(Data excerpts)
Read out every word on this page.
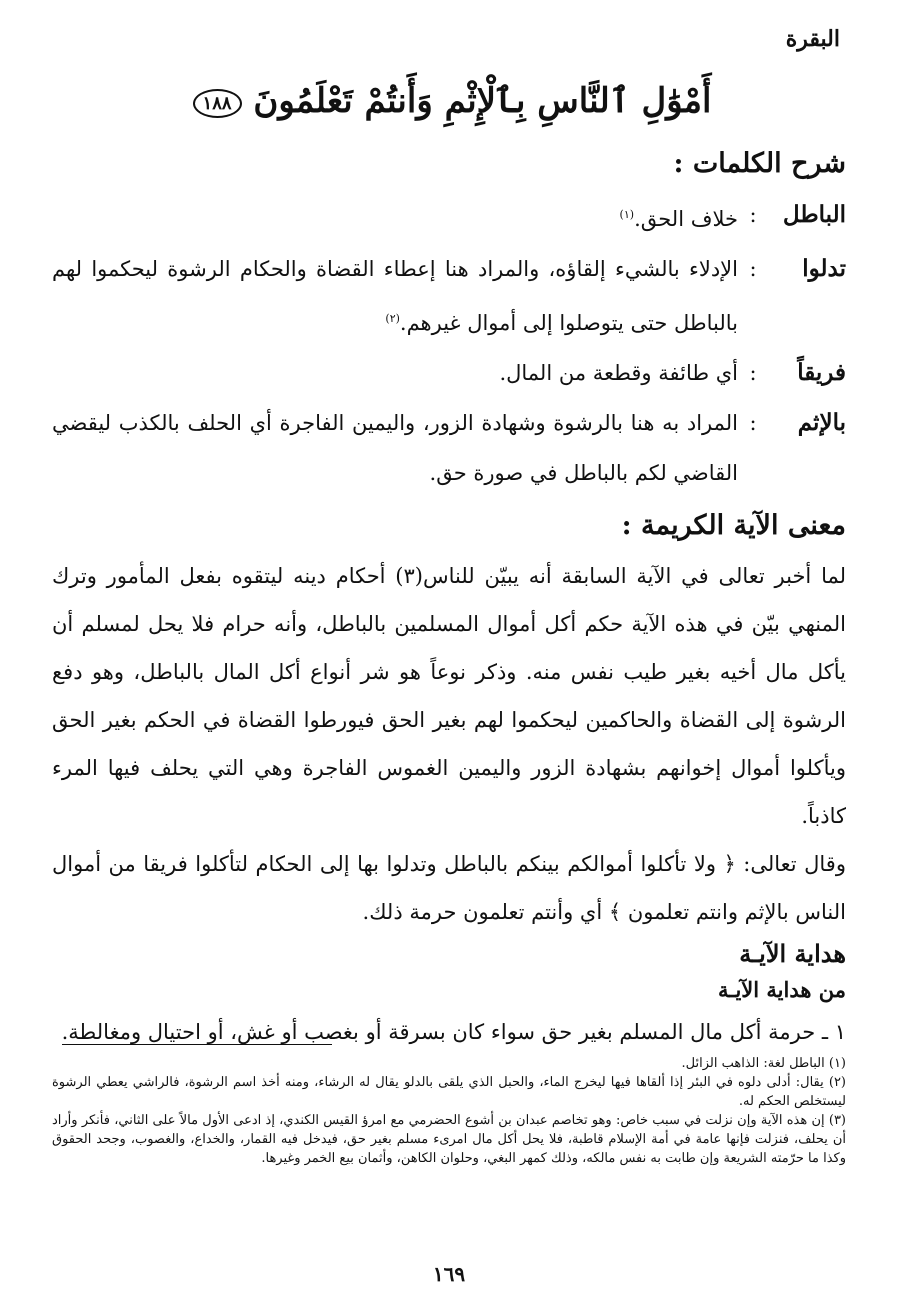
البقرة
أَمْوَٰلِ ٱلنَّاسِ بِٱلْإِثْمِ وَأَنتُمْ تَعْلَمُونَ ١٨٨
شرح الكلمات :
الباطل
:
خلاف الحق.$^{(١)}$
تدلوا
:
الإدلاء بالشيء إلقاؤه، والمراد هنا إعطاء القضاة والحكام الرشوة ليحكموا لهم بالباطل حتى يتوصلوا إلى أموال غيرهم.$^{(٢)}$
فريقاً
:
أي طائفة وقطعة من المال.
بالإثم
:
المراد به هنا بالرشوة وشهادة الزور، واليمين الفاجرة أي الحلف بالكذب ليقضي القاضي لكم بالباطل في صورة حق.
معنى الآية الكريمة :

لما أخبر تعالى في الآية السابقة أنه يبيّن للناس(٣) أحكام دينه ليتقوه بفعل المأمور وترك المنهي بيّن في هذه الآية حكم أكل أموال المسلمين بالباطل، وأنه حرام فلا يحل لمسلم أن يأكل مال أخيه بغير طيب نفس منه. وذكر نوعاً هو شر أنواع أكل المال بالباطل، وهو دفع الرشوة إلى القضاة والحاكمين ليحكموا لهم بغير الحق فيورطوا القضاة في الحكم بغير الحق ويأكلوا أموال إخوانهم بشهادة الزور واليمين الغموس الفاجرة وهي التي يحلف فيها المرء كاذباً.

وقال تعالى: ﴿ ولا تأكلوا أموالكم بينكم بالباطل وتدلوا بها إلى الحكام لتأكلوا فريقا من أموال الناس بالإثم وانتم تعلمون ﴾ أي وأنتم تعلمون حرمة ذلك.

هداية الآيـة
من هداية الآيـة

١ ـ حرمة أكل مال المسلم بغير حق سواء كان بسرقة أو بغصب أو غش، أو احتيال ومغالطة.

(١) الباطل لغة: الذاهب الزائل.

(٢) يقال: أدلى دلوه في البئر إذا ألقاها فيها ليخرج الماء، والحبل الذي يلقى بالدلو يقال له الرشاء، ومنه أخذ اسم الرشوة، فالراشي يعطي الرشوة ليستخلص الحكم له.

(٣) إن هذه الآية وإن نزلت في سبب خاص: وهو تخاصم عبدان بن أشوع الحضرمي مع امرؤ القيس الكندي، إذ ادعى الأول مالاً على الثاني، فأنكر وأراد أن يحلف، فنزلت فإنها عامة في أمة الإسلام قاطبة، فلا يحل أكل مال امرىء مسلم بغير حق، فيدخل فيه القمار، والخداع، والغصوب، وجحد الحقوق وكذا ما حرّمته الشريعة وإن طابت به نفس مالكه، وذلك كمهر البغي، وحلوان الكاهن، وأثمان بيع الخمر وغيرها.

١٦٩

• [Problem to solve]:
Copy out every line from the material above in which the word "بالإثم" appears.

• [Exercise output]:
بالإثم
وقال تعالى: ﴿ ولا تأكلوا أموالكم بينكم بالباطل وتدلوا بها إلى الحكام لتأكلوا فريقا من أموال الناس بالإثم وانتم تعلمون ﴾ أي وأنتم تعلمون حرمة ذلك.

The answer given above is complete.